### What you are asked to do
Reproduce the data below in full and exclude every picture.

### The data
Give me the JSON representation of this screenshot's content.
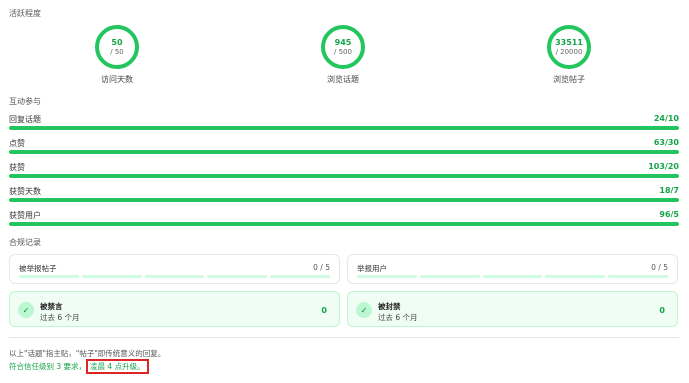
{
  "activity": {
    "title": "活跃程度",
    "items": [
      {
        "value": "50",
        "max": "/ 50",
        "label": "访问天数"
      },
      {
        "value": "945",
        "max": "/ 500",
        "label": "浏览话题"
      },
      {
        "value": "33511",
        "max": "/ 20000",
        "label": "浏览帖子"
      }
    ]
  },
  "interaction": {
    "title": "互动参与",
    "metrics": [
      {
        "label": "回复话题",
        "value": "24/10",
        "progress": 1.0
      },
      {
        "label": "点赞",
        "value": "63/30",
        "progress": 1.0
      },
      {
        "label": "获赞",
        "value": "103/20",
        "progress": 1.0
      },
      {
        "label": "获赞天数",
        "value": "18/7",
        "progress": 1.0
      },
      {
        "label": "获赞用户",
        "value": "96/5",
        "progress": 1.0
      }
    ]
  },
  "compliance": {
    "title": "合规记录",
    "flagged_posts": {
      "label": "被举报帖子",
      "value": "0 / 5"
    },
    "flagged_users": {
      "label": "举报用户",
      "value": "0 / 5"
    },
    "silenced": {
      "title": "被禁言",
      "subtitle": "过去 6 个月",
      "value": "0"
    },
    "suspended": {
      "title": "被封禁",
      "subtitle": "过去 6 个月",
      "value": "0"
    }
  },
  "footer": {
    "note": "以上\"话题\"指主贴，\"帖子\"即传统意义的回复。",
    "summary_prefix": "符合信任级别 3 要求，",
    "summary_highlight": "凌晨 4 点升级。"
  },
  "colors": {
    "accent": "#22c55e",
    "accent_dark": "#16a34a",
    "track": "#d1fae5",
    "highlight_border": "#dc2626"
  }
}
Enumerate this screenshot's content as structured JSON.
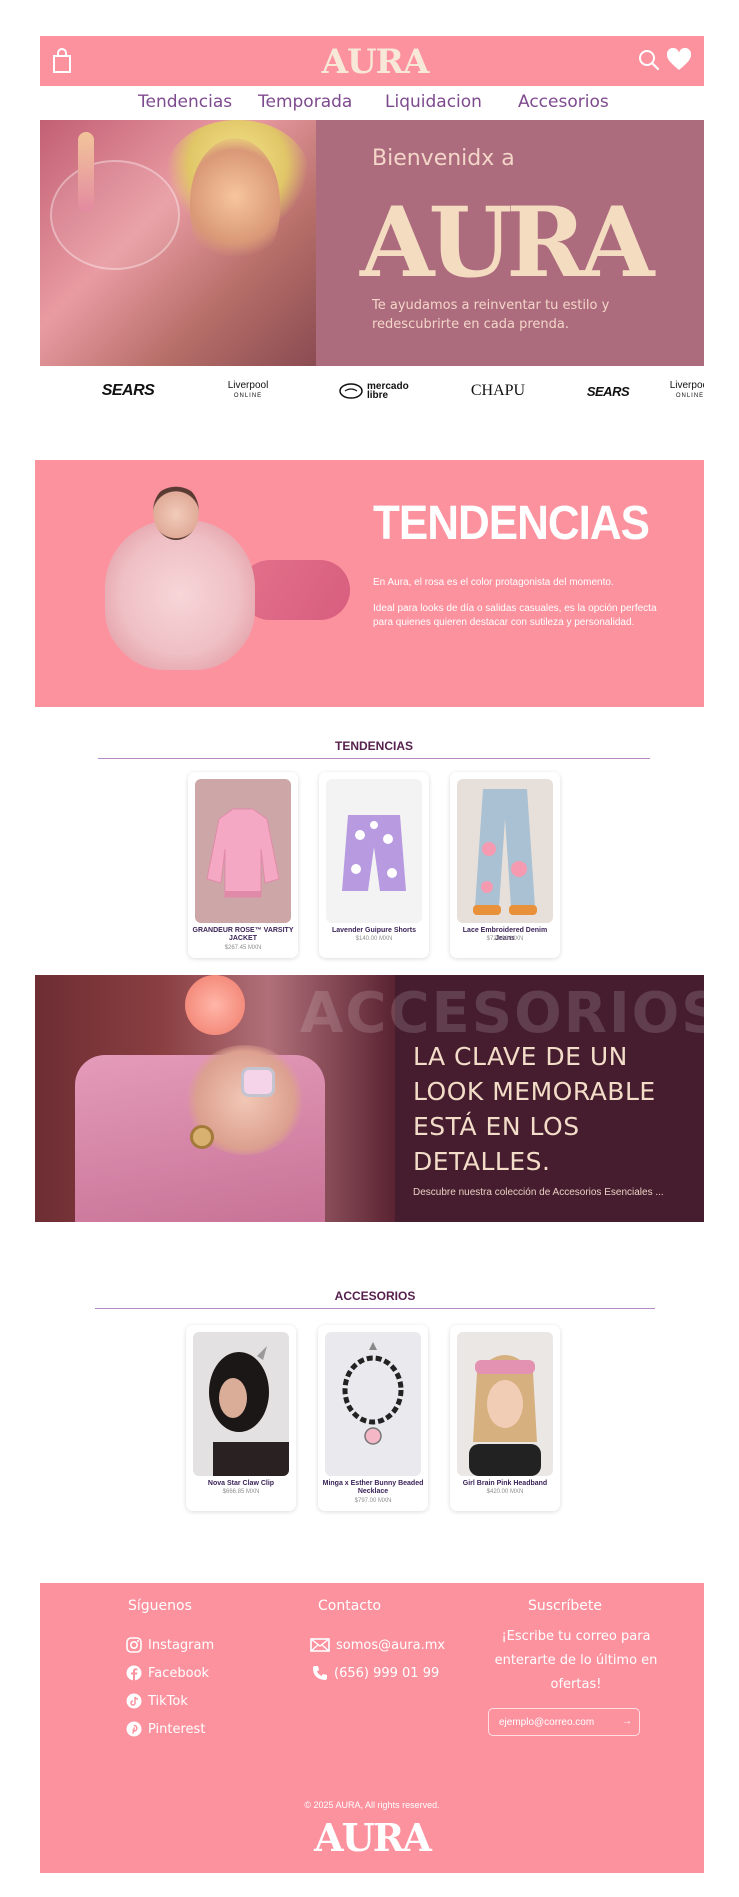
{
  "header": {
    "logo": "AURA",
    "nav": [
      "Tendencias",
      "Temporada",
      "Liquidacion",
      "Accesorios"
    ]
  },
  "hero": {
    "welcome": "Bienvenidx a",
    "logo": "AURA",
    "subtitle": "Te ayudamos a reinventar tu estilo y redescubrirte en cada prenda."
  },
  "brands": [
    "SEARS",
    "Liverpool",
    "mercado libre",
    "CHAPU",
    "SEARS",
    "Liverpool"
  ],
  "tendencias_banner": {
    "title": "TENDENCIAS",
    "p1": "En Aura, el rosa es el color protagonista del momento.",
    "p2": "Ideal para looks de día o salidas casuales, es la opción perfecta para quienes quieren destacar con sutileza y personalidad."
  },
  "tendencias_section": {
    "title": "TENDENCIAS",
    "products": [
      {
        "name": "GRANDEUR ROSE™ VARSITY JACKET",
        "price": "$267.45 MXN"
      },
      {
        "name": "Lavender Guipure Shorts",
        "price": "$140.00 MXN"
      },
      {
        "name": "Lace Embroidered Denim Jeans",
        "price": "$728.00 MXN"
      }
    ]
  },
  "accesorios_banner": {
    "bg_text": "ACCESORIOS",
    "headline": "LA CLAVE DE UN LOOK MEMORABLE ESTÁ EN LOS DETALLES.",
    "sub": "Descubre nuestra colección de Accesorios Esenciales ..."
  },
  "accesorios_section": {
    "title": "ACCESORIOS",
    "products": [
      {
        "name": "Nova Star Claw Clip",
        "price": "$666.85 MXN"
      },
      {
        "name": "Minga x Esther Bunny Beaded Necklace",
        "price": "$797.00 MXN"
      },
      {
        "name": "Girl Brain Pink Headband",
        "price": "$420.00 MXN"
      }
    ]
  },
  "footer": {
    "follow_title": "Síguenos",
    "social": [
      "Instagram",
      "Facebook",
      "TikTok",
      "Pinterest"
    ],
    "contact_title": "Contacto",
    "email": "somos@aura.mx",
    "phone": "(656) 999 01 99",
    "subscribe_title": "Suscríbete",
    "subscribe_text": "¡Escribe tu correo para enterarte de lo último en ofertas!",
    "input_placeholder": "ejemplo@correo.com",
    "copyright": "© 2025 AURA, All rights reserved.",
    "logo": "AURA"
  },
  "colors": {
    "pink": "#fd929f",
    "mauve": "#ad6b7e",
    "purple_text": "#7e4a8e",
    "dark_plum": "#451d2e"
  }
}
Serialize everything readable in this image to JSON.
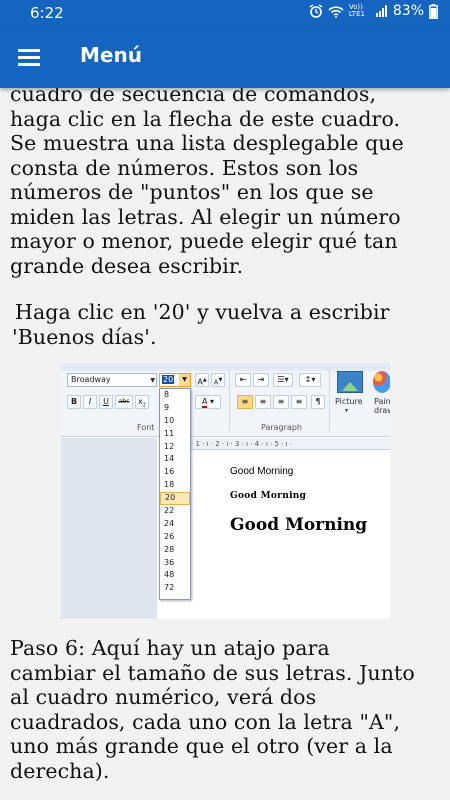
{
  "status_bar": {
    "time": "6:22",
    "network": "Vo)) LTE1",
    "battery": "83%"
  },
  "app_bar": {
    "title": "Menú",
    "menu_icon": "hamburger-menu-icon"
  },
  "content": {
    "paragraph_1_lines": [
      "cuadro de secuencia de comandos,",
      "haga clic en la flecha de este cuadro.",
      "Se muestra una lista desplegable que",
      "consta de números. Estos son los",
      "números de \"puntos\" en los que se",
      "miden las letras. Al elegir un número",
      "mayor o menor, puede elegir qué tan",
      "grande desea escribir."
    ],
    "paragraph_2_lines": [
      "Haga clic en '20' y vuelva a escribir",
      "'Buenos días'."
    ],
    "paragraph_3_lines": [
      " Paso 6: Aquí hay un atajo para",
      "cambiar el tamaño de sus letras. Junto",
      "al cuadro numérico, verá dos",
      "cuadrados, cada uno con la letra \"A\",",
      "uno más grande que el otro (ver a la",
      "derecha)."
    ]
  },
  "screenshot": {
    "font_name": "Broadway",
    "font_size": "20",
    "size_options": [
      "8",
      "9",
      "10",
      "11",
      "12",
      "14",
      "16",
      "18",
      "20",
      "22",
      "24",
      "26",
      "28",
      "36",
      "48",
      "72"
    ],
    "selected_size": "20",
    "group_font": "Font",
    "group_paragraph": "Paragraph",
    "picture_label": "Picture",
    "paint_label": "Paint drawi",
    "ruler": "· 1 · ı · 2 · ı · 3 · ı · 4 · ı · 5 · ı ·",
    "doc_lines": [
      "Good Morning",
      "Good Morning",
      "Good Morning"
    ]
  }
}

### Exercise solution
Give me the JSON representation of this screenshot's content.
{
  "activity": {
    "title": "活跃程度",
    "items": [
      {
        "value": "50",
        "max": "/ 50",
        "label": "访问天数"
      },
      {
        "value": "945",
        "max": "/ 500",
        "label": "浏览话题"
      },
      {
        "value": "33511",
        "max": "/ 20000",
        "label": "浏览帖子"
      }
    ]
  },
  "interaction": {
    "title": "互动参与",
    "metrics": [
      {
        "label": "回复话题",
        "value": "24/10",
        "progress": 1.0
      },
      {
        "label": "点赞",
        "value": "63/30",
        "progress": 1.0
      },
      {
        "label": "获赞",
        "value": "103/20",
        "progress": 1.0
      },
      {
        "label": "获赞天数",
        "value": "18/7",
        "progress": 1.0
      },
      {
        "label": "获赞用户",
        "value": "96/5",
        "progress": 1.0
      }
    ]
  },
  "compliance": {
    "title": "合规记录",
    "flagged_posts": {
      "label": "被举报帖子",
      "value": "0 / 5"
    },
    "flagged_users": {
      "label": "举报用户",
      "value": "0 / 5"
    },
    "silenced": {
      "title": "被禁言",
      "subtitle": "过去 6 个月",
      "value": "0"
    },
    "suspended": {
      "title": "被封禁",
      "subtitle": "过去 6 个月",
      "value": "0"
    }
  },
  "footer": {
    "note": "以上\"话题\"指主贴，\"帖子\"即传统意义的回复。",
    "summary_prefix": "符合信任级别 3 要求，",
    "summary_highlight": "凌晨 4 点升级。"
  },
  "colors": {
    "accent": "#22c55e",
    "accent_dark": "#16a34a",
    "track": "#d1fae5",
    "highlight_border": "#dc2626"
  }
}
Enumerate this screenshot's content as structured JSON.
{
  "header": {
    "logo": "AURA",
    "nav": [
      "Tendencias",
      "Temporada",
      "Liquidacion",
      "Accesorios"
    ]
  },
  "hero": {
    "welcome": "Bienvenidx a",
    "logo": "AURA",
    "subtitle": "Te ayudamos a reinventar tu estilo y redescubrirte en cada prenda."
  },
  "brands": [
    "SEARS",
    "Liverpool",
    "mercado libre",
    "CHAPU",
    "SEARS",
    "Liverpool"
  ],
  "tendencias_banner": {
    "title": "TENDENCIAS",
    "p1": "En Aura, el rosa es el color protagonista del momento.",
    "p2": "Ideal para looks de día o salidas casuales, es la opción perfecta para quienes quieren destacar con sutileza y personalidad."
  },
  "tendencias_section": {
    "title": "TENDENCIAS",
    "products": [
      {
        "name": "GRANDEUR ROSE™ VARSITY JACKET",
        "price": "$267.45 MXN"
      },
      {
        "name": "Lavender Guipure Shorts",
        "price": "$140.00 MXN"
      },
      {
        "name": "Lace Embroidered Denim Jeans",
        "price": "$728.00 MXN"
      }
    ]
  },
  "accesorios_banner": {
    "bg_text": "ACCESORIOS",
    "headline": "LA CLAVE DE UN LOOK MEMORABLE ESTÁ EN LOS DETALLES.",
    "sub": "Descubre nuestra colección de Accesorios Esenciales ..."
  },
  "accesorios_section": {
    "title": "ACCESORIOS",
    "products": [
      {
        "name": "Nova Star Claw Clip",
        "price": "$666.85 MXN"
      },
      {
        "name": "Minga x Esther Bunny Beaded Necklace",
        "price": "$797.00 MXN"
      },
      {
        "name": "Girl Brain Pink Headband",
        "price": "$420.00 MXN"
      }
    ]
  },
  "footer": {
    "follow_title": "Síguenos",
    "social": [
      "Instagram",
      "Facebook",
      "TikTok",
      "Pinterest"
    ],
    "contact_title": "Contacto",
    "email": "somos@aura.mx",
    "phone": "(656) 999 01 99",
    "subscribe_title": "Suscríbete",
    "subscribe_text": "¡Escribe tu correo para enterarte de lo último en ofertas!",
    "input_placeholder": "ejemplo@correo.com",
    "copyright": "© 2025 AURA, All rights reserved.",
    "logo": "AURA"
  },
  "colors": {
    "pink": "#fd929f",
    "mauve": "#ad6b7e",
    "purple_text": "#7e4a8e",
    "dark_plum": "#451d2e"
  }
}
Serialize everything readable in this image to JSON.
{
  "status_bar": {
    "time": "6:22",
    "network": "Vo)) LTE1",
    "battery": "83%"
  },
  "app_bar": {
    "title": "Menú",
    "menu_icon": "hamburger-menu-icon"
  },
  "content": {
    "paragraph_1_lines": [
      "cuadro de secuencia de comandos,",
      "haga clic en la flecha de este cuadro.",
      "Se muestra una lista desplegable que",
      "consta de números. Estos son los",
      "números de \"puntos\" en los que se",
      "miden las letras. Al elegir un número",
      "mayor o menor, puede elegir qué tan",
      "grande desea escribir."
    ],
    "paragraph_2_lines": [
      "Haga clic en '20' y vuelva a escribir",
      "'Buenos días'."
    ],
    "paragraph_3_lines": [
      " Paso 6: Aquí hay un atajo para",
      "cambiar el tamaño de sus letras. Junto",
      "al cuadro numérico, verá dos",
      "cuadrados, cada uno con la letra \"A\",",
      "uno más grande que el otro (ver a la",
      "derecha)."
    ]
  },
  "screenshot": {
    "font_name": "Broadway",
    "font_size": "20",
    "size_options": [
      "8",
      "9",
      "10",
      "11",
      "12",
      "14",
      "16",
      "18",
      "20",
      "22",
      "24",
      "26",
      "28",
      "36",
      "48",
      "72"
    ],
    "selected_size": "20",
    "group_font": "Font",
    "group_paragraph": "Paragraph",
    "picture_label": "Picture",
    "paint_label": "Paint drawi",
    "ruler": "· 1 · ı · 2 · ı · 3 · ı · 4 · ı · 5 · ı ·",
    "doc_lines": [
      "Good Morning",
      "Good Morning",
      "Good Morning"
    ]
  }
}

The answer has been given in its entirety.